PROMPT:
Go through the records and copy each line where the word "航拍图像辅以部分野外实测" occurs.

** BEGIN MATERIALS PROVIDED **

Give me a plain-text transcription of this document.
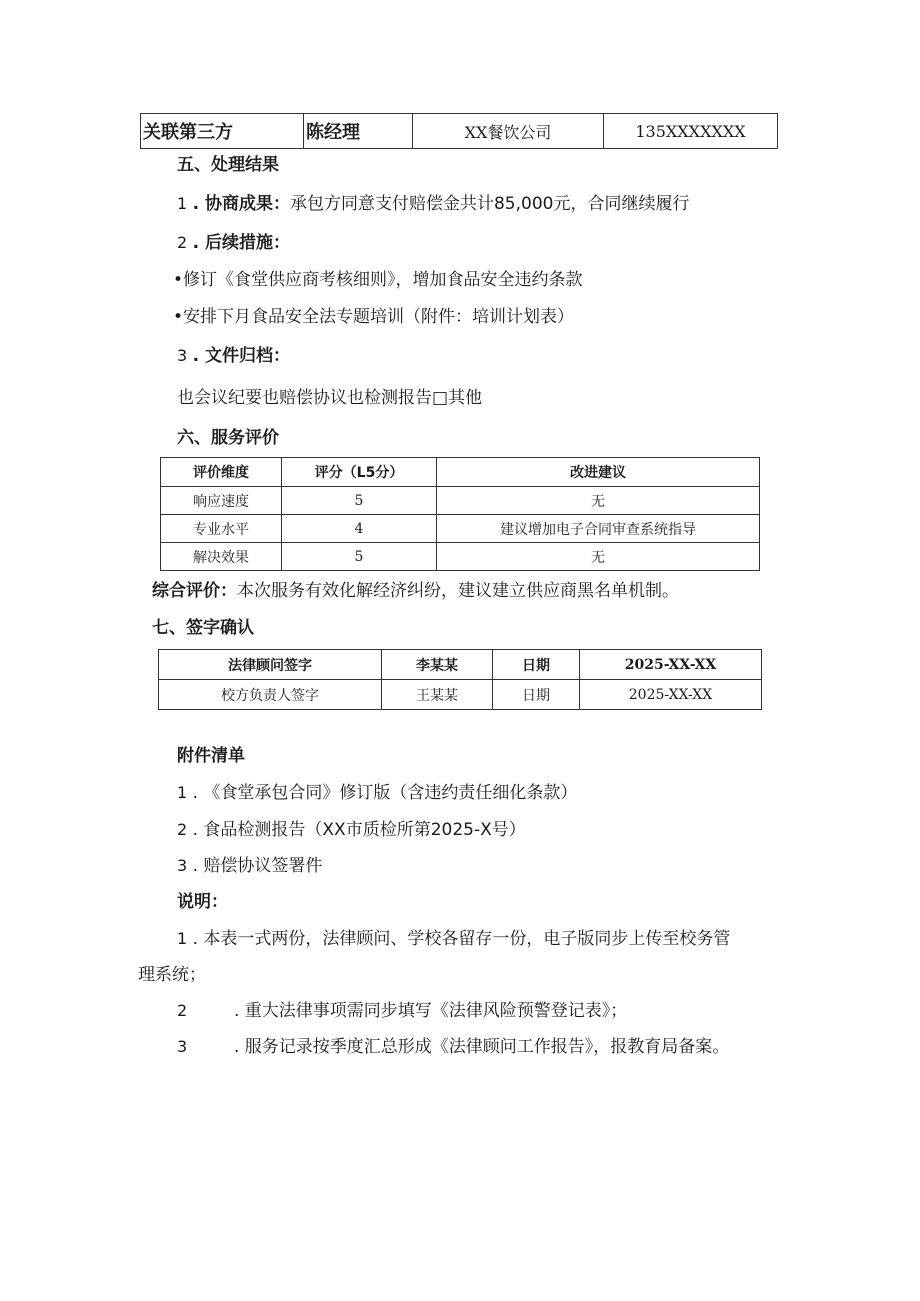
关联第三方	陈经理	XX餐饮公司	135XXXXXXX
五、处理结果
1 . 协商成果：承包方同意支付赔偿金共计85,000元，合同继续履行
2 . 后续措施：
•修订《食堂供应商考核细则》，增加食品安全违约条款
•安排下月食品安全法专题培训（附件：培训计划表）
3 . 文件归档：
也会议纪要也赔偿协议也检测报告□其他
六、服务评价
评价维度	评分（L5分）	改进建议
响应速度	5	无
专业水平	4	建议增加电子合同审查系统指导
解决效果	5	无
综合评价：本次服务有效化解经济纠纷，建议建立供应商黑名单机制。
七、签字确认
法律顾问签字	李某某	日期	2025-XX-XX
校方负责人签字	王某某	日期	2025-XX-XX
附件清单
1 . 《食堂承包合同》修订版（含违约责任细化条款）
2 . 食品检测报告（XX市质检所第2025-X号）
3 . 赔偿协议签署件
说明：
1 . 本表一式两份，法律顾问、学校各留存一份，电子版同步上传至校务管
理系统；
2	. 重大法律事项需同步填写《法律风险预警登记表》；
3	. 服务记录按季度汇总形成《法律顾问工作报告》，报教育局备案。
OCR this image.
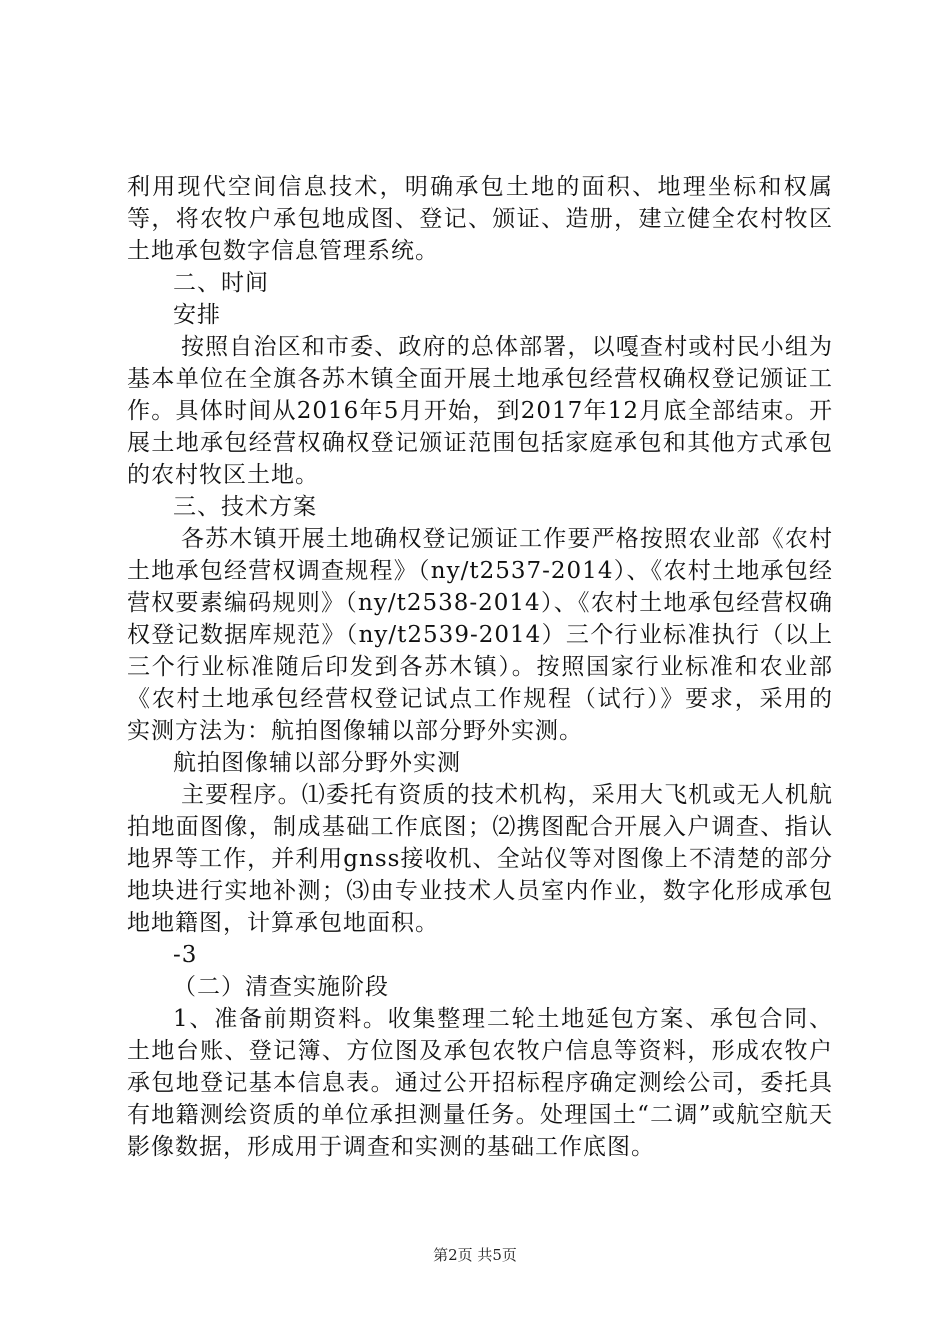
利用现代空间信息技术，明确承包土地的面积、地理坐标和权属等，将农牧户承包地成图、登记、颁证、造册，建立健全农村牧区土地承包数字信息管理系统。

二、时间

安排

按照自治区和市委、政府的总体部署，以嘎查村或村民小组为基本单位在全旗各苏木镇全面开展土地承包经营权确权登记颁证工作。具体时间从2016年5月开始，到2017年12月底全部结束。开展土地承包经营权确权登记颁证范围包括家庭承包和其他方式承包的农村牧区土地。

三、技术方案

各苏木镇开展土地确权登记颁证工作要严格按照农业部《农村土地承包经营权调查规程》（ny/t2537-2014）、《农村土地承包经营权要素编码规则》（ny/t2538-2014）、《农村土地承包经营权确权登记数据库规范》（ny/t2539-2014）三个行业标准执行（以上三个行业标准随后印发到各苏木镇）。按照国家行业标准和农业部《农村土地承包经营权登记试点工作规程（试行）》要求，采用的实测方法为：航拍图像辅以部分野外实测。

航拍图像辅以部分野外实测

主要程序。⑴委托有资质的技术机构，采用大飞机或无人机航拍地面图像，制成基础工作底图；⑵携图配合开展入户调查、指认地界等工作，并利用gnss接收机、全站仪等对图像上不清楚的部分地块进行实地补测；⑶由专业技术人员室内作业，数字化形成承包地地籍图，计算承包地面积。

-3

（二）清查实施阶段

1、准备前期资料。收集整理二轮土地延包方案、承包合同、土地台账、登记簿、方位图及承包农牧户信息等资料，形成农牧户承包地登记基本信息表。通过公开招标程序确定测绘公司，委托具有地籍测绘资质的单位承担测量任务。处理国土“二调”或航空航天影像数据，形成用于调查和实测的基础工作底图。

第2页 共5页
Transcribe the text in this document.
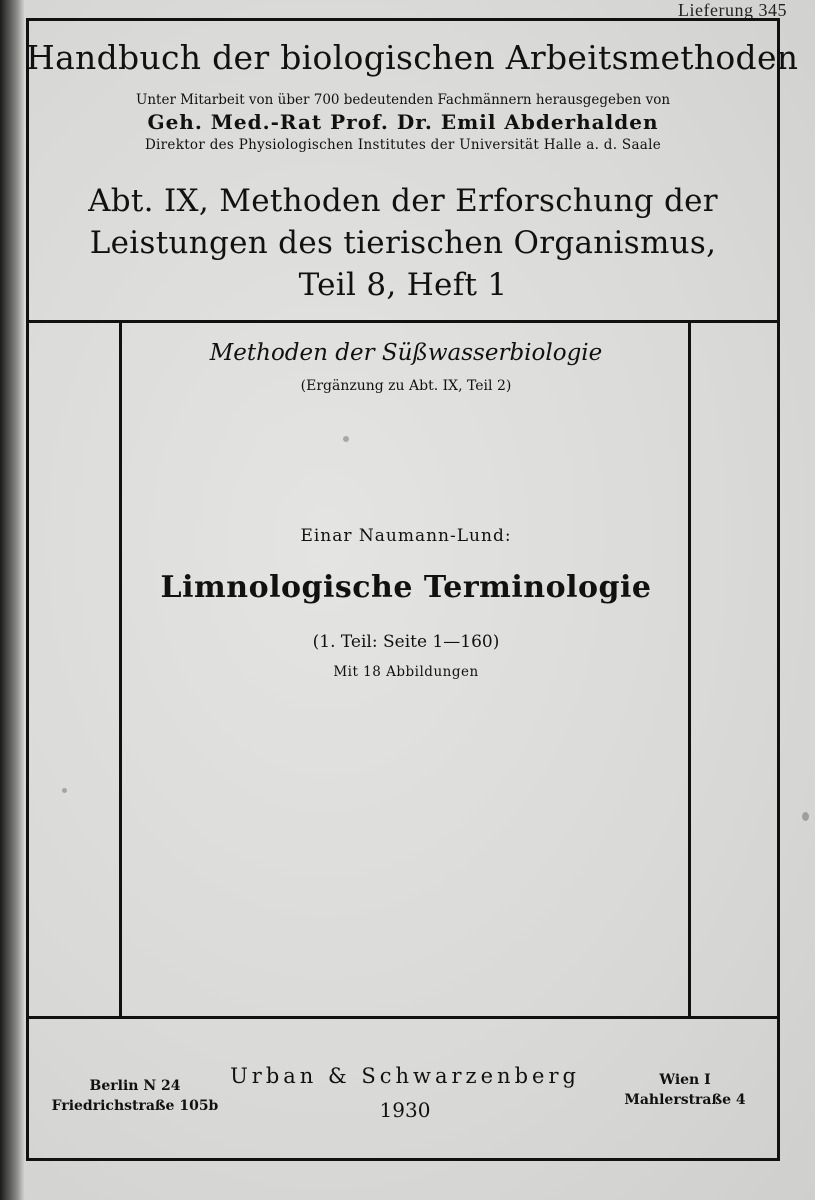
Lieferung 345
Handbuch der biologischen Arbeitsmethoden
Unter Mitarbeit von über 700 bedeutenden Fachmännern herausgegeben von
Geh. Med.-Rat Prof. Dr. Emil Abderhalden
Direktor des Physiologischen Institutes der Universität Halle a. d. Saale
Abt. IX, Methoden der Erforschung der
Leistungen des tierischen Organismus,
Teil 8, Heft 1
Methoden der Süßwasserbiologie
(Ergänzung zu Abt. IX, Teil 2)
Einar Naumann-Lund:
Limnologische Terminologie
(1. Teil: Seite 1—160)
Mit 18 Abbildungen
Urban & Schwarzenberg
1930
Berlin N 24
Friedrichstraße 105b
Wien I
Mahlerstraße 4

** END MATERIALS PROVIDED **

SOLUTION TO THE PROBLEM:
各苏木镇开展土地确权登记颁证工作要严格按照农业部《农村土地承包经营权调查规程》（ny/t2537-2014）、《农村土地承包经营权要素编码规则》（ny/t2538-2014）、《农村土地承包经营权确权登记数据库规范》（ny/t2539-2014）三个行业标准执行（以上三个行业标准随后印发到各苏木镇）。按照国家行业标准和农业部《农村土地承包经营权登记试点工作规程（试行）》要求，采用的实测方法为：航拍图像辅以部分野外实测。
航拍图像辅以部分野外实测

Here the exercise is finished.